**Written request:**
Each line of the material must be returned exactly.

── Entries ──

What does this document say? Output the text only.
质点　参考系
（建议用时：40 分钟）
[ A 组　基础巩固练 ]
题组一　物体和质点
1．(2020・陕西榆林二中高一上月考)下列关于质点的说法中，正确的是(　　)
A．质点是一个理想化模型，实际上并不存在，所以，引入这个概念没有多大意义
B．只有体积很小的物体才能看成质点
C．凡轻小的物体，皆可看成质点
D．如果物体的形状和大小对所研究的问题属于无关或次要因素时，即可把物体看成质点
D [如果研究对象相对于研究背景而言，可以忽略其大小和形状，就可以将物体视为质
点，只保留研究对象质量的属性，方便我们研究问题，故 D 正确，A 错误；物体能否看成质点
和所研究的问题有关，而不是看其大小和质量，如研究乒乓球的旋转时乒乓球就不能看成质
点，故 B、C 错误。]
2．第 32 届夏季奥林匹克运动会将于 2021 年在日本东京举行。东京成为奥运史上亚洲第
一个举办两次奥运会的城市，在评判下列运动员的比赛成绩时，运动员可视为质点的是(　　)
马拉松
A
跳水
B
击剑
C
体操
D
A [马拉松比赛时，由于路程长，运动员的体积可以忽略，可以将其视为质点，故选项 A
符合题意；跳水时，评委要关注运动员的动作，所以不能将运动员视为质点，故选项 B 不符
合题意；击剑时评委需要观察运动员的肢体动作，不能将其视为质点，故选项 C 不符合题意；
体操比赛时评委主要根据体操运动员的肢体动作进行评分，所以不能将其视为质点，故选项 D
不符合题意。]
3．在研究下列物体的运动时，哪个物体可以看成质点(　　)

───

**Complete answer:**
What does this document say? Output the text only.
质点　参考系
（建议用时：40 分钟）
[ A 组　基础巩固练 ]
题组一　物体和质点
1．(2020・陕西榆林二中高一上月考)下列关于质点的说法中，正确的是(　　)
A．质点是一个理想化模型，实际上并不存在，所以，引入这个概念没有多大意义
B．只有体积很小的物体才能看成质点
C．凡轻小的物体，皆可看成质点
D．如果物体的形状和大小对所研究的问题属于无关或次要因素时，即可把物体看成质点
D [如果研究对象相对于研究背景而言，可以忽略其大小和形状，就可以将物体视为质
点，只保留研究对象质量的属性，方便我们研究问题，故 D 正确，A 错误；物体能否看成质点
和所研究的问题有关，而不是看其大小和质量，如研究乒乓球的旋转时乒乓球就不能看成质
点，故 B、C 错误。]
2．第 32 届夏季奥林匹克运动会将于 2021 年在日本东京举行。东京成为奥运史上亚洲第
一个举办两次奥运会的城市，在评判下列运动员的比赛成绩时，运动员可视为质点的是(　　)
马拉松
A
跳水
B
击剑
C
体操
D
A [马拉松比赛时，由于路程长，运动员的体积可以忽略，可以将其视为质点，故选项 A
符合题意；跳水时，评委要关注运动员的动作，所以不能将运动员视为质点，故选项 B 不符
合题意；击剑时评委需要观察运动员的肢体动作，不能将其视为质点，故选项 C 不符合题意；
体操比赛时评委主要根据体操运动员的肢体动作进行评分，所以不能将其视为质点，故选项 D
不符合题意。]
3．在研究下列物体的运动时，哪个物体可以看成质点(　　)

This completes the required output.